• Task data:
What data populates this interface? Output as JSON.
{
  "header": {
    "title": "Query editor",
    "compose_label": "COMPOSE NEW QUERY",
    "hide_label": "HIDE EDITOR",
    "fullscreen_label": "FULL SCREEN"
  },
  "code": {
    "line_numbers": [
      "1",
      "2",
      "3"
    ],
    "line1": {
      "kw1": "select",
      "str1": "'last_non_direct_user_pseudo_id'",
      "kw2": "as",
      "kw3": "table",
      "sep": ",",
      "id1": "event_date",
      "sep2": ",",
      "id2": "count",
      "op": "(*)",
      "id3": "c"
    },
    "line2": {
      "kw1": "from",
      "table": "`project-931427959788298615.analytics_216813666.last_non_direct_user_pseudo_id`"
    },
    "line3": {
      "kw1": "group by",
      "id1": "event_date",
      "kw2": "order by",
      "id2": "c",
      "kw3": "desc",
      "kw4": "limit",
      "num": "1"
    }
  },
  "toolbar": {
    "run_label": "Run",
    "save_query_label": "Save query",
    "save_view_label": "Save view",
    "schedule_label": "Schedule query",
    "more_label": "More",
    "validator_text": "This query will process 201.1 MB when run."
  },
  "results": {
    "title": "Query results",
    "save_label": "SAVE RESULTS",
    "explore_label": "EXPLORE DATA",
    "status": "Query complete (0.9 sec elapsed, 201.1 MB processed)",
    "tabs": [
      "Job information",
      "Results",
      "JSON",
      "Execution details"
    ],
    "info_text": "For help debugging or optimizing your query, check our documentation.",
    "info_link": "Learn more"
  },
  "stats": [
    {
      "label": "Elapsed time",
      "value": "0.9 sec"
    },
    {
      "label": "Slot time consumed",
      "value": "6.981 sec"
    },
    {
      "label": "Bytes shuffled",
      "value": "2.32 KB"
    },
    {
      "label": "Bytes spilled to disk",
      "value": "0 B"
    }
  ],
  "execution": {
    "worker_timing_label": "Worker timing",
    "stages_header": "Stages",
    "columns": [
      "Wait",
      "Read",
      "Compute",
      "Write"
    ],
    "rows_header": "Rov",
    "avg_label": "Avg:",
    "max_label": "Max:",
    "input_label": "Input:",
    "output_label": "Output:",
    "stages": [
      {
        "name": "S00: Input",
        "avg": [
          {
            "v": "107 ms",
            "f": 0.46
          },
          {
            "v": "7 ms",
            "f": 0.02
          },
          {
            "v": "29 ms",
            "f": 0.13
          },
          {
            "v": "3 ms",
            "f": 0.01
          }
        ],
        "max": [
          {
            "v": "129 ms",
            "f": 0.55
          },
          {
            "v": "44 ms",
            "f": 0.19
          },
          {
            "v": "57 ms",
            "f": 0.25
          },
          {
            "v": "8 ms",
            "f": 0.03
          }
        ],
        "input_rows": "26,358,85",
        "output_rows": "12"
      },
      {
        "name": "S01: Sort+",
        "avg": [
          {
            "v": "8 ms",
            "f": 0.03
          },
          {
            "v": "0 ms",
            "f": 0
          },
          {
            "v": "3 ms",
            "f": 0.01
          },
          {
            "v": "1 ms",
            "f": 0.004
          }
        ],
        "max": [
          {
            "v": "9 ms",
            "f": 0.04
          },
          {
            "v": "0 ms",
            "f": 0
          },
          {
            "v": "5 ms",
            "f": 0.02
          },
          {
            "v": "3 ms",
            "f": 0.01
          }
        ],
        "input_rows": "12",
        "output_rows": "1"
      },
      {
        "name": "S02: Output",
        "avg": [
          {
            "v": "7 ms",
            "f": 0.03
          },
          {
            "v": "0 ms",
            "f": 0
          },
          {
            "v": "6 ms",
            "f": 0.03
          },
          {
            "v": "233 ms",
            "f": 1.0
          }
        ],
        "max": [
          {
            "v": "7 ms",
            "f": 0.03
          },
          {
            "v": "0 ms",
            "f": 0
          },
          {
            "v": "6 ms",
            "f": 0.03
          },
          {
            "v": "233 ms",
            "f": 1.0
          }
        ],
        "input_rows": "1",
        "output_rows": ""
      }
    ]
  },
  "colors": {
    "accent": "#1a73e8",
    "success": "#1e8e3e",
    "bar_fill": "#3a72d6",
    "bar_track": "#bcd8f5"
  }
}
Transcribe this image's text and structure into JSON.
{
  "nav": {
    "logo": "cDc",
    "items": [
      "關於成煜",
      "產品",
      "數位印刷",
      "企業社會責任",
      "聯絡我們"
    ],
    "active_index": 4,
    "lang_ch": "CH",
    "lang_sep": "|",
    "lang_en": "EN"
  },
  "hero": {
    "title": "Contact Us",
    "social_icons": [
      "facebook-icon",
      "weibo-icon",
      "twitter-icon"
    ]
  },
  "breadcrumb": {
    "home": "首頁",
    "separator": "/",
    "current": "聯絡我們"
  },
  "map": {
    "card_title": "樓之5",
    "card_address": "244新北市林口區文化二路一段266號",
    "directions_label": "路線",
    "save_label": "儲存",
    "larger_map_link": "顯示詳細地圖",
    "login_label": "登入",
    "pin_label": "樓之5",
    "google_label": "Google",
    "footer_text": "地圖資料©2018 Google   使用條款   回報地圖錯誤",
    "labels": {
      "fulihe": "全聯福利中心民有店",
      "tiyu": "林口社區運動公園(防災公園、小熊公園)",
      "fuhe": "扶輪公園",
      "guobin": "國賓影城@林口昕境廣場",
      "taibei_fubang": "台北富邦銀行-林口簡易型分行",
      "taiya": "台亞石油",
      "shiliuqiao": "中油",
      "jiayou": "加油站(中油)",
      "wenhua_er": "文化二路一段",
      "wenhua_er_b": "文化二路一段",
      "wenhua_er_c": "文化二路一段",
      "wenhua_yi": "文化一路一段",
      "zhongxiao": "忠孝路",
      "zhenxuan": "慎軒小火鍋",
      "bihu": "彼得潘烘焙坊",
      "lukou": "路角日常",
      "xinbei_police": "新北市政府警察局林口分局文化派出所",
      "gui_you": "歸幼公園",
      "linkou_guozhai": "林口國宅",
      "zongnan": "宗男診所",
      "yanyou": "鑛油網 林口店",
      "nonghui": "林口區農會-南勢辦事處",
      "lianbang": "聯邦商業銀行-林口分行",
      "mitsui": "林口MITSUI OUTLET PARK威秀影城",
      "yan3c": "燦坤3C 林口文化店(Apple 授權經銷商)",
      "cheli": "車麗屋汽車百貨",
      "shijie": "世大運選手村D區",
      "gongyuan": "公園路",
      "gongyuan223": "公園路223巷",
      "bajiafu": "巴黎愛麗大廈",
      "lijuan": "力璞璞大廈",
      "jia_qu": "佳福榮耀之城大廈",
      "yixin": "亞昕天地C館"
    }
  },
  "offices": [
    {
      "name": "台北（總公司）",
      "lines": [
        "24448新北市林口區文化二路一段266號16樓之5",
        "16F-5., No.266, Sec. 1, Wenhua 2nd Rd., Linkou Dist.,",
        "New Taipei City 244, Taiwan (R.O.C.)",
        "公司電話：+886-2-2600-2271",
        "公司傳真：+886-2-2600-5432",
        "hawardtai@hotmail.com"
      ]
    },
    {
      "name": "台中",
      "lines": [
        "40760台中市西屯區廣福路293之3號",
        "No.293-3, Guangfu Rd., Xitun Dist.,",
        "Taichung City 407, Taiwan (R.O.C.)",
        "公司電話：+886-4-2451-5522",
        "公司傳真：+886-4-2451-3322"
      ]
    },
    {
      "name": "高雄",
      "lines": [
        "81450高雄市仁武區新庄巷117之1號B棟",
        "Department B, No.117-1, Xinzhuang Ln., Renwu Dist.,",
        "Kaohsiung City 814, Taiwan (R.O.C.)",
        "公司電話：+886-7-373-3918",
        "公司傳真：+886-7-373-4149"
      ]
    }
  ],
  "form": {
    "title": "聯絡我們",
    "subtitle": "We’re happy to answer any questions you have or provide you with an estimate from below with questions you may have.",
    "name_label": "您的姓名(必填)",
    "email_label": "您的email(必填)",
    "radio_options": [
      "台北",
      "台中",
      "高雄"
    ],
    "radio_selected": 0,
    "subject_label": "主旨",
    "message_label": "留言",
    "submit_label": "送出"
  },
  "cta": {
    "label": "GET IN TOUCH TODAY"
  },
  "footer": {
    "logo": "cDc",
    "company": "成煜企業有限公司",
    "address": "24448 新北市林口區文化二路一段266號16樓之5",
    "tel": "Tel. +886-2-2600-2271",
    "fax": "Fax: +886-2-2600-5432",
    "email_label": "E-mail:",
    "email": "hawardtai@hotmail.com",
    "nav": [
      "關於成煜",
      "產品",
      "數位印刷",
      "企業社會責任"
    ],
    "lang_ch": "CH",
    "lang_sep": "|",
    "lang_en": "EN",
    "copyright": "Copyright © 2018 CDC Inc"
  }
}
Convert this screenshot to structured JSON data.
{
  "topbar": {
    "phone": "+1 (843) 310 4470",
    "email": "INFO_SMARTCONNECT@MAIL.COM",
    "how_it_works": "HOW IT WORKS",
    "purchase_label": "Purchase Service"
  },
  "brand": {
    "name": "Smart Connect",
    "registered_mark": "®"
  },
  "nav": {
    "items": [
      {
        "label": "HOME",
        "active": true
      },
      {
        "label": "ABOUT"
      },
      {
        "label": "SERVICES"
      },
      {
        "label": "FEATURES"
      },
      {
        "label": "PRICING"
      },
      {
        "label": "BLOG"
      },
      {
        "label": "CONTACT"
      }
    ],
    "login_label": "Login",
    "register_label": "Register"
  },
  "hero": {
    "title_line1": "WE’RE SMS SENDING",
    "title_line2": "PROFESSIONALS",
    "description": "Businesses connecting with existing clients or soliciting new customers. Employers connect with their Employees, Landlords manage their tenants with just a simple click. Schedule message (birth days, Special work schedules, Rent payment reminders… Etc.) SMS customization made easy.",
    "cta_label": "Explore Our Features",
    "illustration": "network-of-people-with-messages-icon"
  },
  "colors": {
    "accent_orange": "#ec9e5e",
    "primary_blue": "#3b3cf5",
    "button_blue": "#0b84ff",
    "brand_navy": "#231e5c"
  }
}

• Aim of the task: Copy out the lines in which the string "Taiwan" appears.

• Solution to this exercise:
        "New Taipei City 244, Taiwan (R.O.C.)",
        "Taichung City 407, Taiwan (R.O.C.)",
        "Kaohsiung City 814, Taiwan (R.O.C.)",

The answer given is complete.